#### Given records
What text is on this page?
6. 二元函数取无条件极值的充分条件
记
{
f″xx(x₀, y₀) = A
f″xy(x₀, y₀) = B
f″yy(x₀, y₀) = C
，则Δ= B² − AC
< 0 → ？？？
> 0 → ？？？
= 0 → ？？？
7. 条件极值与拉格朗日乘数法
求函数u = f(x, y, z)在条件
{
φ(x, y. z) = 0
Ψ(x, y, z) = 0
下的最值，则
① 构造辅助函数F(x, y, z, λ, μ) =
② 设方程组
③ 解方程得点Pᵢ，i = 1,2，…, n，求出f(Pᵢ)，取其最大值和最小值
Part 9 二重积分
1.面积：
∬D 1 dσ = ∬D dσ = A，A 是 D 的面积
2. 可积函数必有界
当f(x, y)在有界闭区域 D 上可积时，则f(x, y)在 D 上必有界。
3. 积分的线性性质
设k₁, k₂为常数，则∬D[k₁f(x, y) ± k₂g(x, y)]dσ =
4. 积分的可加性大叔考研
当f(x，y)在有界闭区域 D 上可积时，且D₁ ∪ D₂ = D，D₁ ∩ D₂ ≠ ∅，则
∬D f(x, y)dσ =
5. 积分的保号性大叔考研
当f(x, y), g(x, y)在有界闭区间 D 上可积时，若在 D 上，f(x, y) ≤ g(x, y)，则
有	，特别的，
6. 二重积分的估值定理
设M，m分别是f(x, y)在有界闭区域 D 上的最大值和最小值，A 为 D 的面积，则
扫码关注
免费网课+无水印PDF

#### Given exercise
Give back the whole listing exactly as it reads.

#### Written answer
What text is on this page?
6. 二元函数取无条件极值的充分条件
记
{
f″xx(x₀, y₀) = A
f″xy(x₀, y₀) = B
f″yy(x₀, y₀) = C
，则Δ= B² − AC
< 0 → ？？？
> 0 → ？？？
= 0 → ？？？
7. 条件极值与拉格朗日乘数法
求函数u = f(x, y, z)在条件
{
φ(x, y. z) = 0
Ψ(x, y, z) = 0
下的最值，则
① 构造辅助函数F(x, y, z, λ, μ) =
② 设方程组
③ 解方程得点Pᵢ，i = 1,2，…, n，求出f(Pᵢ)，取其最大值和最小值
Part 9 二重积分
1.面积：
∬D 1 dσ = ∬D dσ = A，A 是 D 的面积
2. 可积函数必有界
当f(x, y)在有界闭区域 D 上可积时，则f(x, y)在 D 上必有界。
3. 积分的线性性质
设k₁, k₂为常数，则∬D[k₁f(x, y) ± k₂g(x, y)]dσ =
4. 积分的可加性大叔考研
当f(x，y)在有界闭区域 D 上可积时，且D₁ ∪ D₂ = D，D₁ ∩ D₂ ≠ ∅，则
∬D f(x, y)dσ =
5. 积分的保号性大叔考研
当f(x, y), g(x, y)在有界闭区间 D 上可积时，若在 D 上，f(x, y) ≤ g(x, y)，则
有	，特别的，
6. 二重积分的估值定理
设M，m分别是f(x, y)在有界闭区域 D 上的最大值和最小值，A 为 D 的面积，则
扫码关注
免费网课+无水印PDF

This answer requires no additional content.